WHAT YOU ARE ASKED TO DO:
Pull out every line below that holds the word "резистентности".

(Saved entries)
━━━━━━━━━━━━━━━━

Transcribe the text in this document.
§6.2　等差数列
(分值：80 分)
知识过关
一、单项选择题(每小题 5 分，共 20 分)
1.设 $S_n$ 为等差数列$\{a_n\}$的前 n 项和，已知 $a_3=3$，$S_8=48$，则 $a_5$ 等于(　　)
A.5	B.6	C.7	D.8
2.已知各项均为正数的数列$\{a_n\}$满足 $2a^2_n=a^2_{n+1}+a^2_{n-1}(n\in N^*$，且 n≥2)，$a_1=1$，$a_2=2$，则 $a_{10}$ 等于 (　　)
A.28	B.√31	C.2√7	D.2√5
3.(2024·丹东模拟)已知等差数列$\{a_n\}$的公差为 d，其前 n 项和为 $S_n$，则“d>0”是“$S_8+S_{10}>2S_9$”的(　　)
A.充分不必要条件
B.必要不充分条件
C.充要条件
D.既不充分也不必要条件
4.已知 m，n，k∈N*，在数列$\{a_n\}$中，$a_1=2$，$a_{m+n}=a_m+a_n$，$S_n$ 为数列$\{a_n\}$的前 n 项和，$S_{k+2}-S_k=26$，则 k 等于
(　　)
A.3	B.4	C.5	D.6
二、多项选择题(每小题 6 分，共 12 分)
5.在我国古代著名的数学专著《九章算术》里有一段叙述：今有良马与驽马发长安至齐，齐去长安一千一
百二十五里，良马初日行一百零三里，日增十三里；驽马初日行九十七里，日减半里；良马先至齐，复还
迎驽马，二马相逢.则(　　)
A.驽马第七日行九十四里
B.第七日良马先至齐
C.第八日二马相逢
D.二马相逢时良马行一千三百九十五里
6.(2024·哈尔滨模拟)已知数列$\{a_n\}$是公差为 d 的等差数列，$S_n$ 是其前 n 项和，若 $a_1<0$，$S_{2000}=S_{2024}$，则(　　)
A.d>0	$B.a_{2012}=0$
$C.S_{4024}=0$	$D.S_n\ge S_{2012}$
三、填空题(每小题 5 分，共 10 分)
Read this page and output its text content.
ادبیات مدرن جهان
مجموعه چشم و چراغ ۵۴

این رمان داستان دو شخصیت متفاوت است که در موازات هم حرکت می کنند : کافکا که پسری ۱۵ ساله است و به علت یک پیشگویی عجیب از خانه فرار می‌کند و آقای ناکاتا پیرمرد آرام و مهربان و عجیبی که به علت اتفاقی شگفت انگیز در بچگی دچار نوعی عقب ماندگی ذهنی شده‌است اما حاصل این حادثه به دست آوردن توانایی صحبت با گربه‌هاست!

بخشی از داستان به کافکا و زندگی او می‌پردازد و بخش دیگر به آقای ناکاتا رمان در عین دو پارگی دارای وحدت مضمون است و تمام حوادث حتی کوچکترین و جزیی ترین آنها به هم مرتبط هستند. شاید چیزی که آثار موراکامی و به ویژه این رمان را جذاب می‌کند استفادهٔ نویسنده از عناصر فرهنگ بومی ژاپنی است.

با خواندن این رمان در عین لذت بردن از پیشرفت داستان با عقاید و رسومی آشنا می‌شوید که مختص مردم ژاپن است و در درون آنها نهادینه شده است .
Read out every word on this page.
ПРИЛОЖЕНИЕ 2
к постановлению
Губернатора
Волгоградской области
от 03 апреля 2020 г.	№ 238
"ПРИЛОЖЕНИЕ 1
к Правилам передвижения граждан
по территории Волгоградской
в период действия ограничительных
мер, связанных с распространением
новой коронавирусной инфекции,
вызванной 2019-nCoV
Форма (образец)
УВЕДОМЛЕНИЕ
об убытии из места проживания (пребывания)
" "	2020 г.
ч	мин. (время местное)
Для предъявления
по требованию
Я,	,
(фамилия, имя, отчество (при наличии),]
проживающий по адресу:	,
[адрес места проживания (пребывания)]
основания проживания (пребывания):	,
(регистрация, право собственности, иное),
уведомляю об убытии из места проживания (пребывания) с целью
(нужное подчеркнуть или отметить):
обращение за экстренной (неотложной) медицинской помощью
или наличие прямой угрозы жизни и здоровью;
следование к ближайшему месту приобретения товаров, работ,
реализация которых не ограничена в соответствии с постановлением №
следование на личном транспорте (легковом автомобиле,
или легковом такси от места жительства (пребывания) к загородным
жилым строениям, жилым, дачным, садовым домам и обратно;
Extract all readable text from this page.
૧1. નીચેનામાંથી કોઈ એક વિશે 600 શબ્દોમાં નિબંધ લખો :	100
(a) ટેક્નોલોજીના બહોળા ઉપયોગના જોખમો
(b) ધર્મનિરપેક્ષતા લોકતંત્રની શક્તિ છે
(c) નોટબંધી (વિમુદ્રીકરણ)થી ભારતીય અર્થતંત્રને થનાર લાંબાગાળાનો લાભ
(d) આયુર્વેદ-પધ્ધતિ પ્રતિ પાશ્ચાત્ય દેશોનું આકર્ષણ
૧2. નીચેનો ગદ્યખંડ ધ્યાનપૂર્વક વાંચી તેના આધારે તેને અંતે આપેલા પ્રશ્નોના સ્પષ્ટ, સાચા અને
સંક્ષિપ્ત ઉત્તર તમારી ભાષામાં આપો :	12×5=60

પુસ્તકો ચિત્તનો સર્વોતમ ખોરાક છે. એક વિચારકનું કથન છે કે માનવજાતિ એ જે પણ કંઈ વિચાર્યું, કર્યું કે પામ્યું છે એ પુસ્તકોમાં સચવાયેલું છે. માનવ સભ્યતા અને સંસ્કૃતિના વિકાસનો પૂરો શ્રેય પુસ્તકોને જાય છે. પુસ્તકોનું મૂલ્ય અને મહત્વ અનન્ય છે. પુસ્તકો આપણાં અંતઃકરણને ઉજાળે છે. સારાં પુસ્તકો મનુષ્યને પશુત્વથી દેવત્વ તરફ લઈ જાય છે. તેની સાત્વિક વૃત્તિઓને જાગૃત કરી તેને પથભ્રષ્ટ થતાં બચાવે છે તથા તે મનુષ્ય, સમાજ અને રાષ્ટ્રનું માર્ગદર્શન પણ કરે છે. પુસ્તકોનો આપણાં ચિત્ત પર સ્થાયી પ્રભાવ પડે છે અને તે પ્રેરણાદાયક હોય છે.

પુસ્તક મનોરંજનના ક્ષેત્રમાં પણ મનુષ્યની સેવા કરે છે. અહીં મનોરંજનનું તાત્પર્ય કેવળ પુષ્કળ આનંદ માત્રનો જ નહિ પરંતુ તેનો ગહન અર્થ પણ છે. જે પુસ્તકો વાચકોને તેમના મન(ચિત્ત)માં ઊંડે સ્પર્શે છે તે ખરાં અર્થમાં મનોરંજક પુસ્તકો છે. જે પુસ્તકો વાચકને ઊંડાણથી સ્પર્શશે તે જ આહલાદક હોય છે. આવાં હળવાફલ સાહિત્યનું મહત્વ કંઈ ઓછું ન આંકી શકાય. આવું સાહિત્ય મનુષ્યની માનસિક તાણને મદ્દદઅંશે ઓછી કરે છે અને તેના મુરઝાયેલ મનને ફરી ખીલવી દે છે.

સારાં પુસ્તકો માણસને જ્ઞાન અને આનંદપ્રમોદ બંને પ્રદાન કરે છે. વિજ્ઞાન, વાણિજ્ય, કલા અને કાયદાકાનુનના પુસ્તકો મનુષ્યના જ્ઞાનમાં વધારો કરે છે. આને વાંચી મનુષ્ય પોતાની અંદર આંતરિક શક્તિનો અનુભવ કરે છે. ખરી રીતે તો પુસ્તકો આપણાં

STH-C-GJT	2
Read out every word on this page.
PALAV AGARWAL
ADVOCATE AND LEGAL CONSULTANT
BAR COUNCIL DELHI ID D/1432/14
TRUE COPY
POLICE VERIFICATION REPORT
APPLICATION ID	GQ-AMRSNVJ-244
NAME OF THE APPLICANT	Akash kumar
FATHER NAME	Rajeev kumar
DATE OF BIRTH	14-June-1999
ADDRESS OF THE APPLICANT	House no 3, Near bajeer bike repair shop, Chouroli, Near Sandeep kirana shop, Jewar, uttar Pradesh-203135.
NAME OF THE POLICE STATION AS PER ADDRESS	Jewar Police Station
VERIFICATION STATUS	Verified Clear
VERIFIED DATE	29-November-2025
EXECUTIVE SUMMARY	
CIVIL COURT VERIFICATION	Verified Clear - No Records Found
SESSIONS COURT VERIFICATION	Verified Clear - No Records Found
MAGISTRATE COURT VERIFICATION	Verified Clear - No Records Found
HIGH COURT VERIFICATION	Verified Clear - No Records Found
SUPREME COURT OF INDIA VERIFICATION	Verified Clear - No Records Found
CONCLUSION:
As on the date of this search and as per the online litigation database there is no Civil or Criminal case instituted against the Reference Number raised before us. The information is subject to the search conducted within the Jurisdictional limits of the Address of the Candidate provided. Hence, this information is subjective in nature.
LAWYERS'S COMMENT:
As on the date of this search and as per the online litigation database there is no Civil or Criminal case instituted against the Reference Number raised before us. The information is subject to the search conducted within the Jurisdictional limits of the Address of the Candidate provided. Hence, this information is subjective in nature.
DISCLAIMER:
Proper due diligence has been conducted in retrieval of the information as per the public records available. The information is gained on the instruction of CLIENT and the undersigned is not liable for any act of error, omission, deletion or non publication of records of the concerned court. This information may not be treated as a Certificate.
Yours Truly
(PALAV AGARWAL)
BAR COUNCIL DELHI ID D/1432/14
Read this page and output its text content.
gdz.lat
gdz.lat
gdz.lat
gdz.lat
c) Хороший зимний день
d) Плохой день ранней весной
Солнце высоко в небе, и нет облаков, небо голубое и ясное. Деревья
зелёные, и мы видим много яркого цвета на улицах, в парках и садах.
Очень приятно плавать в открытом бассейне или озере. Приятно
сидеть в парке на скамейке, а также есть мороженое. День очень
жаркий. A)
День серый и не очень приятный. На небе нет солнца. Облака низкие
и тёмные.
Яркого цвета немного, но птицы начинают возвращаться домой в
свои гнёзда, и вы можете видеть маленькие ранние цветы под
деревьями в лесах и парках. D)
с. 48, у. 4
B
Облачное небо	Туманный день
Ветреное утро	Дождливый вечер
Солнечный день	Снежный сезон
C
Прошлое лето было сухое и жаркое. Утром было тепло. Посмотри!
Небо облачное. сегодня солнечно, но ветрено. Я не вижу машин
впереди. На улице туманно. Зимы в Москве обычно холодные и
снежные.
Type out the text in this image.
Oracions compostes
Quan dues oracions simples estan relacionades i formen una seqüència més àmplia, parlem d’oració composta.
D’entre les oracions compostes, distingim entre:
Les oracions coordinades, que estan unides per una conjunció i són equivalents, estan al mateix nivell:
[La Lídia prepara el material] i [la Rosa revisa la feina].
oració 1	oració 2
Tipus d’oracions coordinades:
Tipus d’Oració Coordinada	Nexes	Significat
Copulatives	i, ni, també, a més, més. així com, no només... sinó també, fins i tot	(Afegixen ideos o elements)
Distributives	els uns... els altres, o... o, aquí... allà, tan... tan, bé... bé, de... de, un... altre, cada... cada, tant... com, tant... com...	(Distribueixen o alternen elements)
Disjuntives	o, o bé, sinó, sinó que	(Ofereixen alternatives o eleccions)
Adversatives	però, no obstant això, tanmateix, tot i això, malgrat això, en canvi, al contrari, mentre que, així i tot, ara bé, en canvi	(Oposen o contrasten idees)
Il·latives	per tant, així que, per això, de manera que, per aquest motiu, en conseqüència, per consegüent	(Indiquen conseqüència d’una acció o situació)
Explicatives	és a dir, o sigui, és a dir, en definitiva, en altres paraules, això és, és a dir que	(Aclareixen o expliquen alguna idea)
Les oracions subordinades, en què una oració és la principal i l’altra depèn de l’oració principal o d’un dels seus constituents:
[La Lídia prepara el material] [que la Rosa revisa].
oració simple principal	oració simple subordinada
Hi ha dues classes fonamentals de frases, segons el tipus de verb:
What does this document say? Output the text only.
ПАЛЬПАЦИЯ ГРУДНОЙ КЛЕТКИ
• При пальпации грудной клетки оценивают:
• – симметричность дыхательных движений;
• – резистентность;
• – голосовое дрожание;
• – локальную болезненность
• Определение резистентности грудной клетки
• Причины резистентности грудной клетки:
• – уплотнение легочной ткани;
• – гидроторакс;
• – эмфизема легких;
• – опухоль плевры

━━━━━━━━━━━━━━━━

THE RESPONSE:
• Определение резистентности грудной клетки
• Причины резистентности грудной клетки:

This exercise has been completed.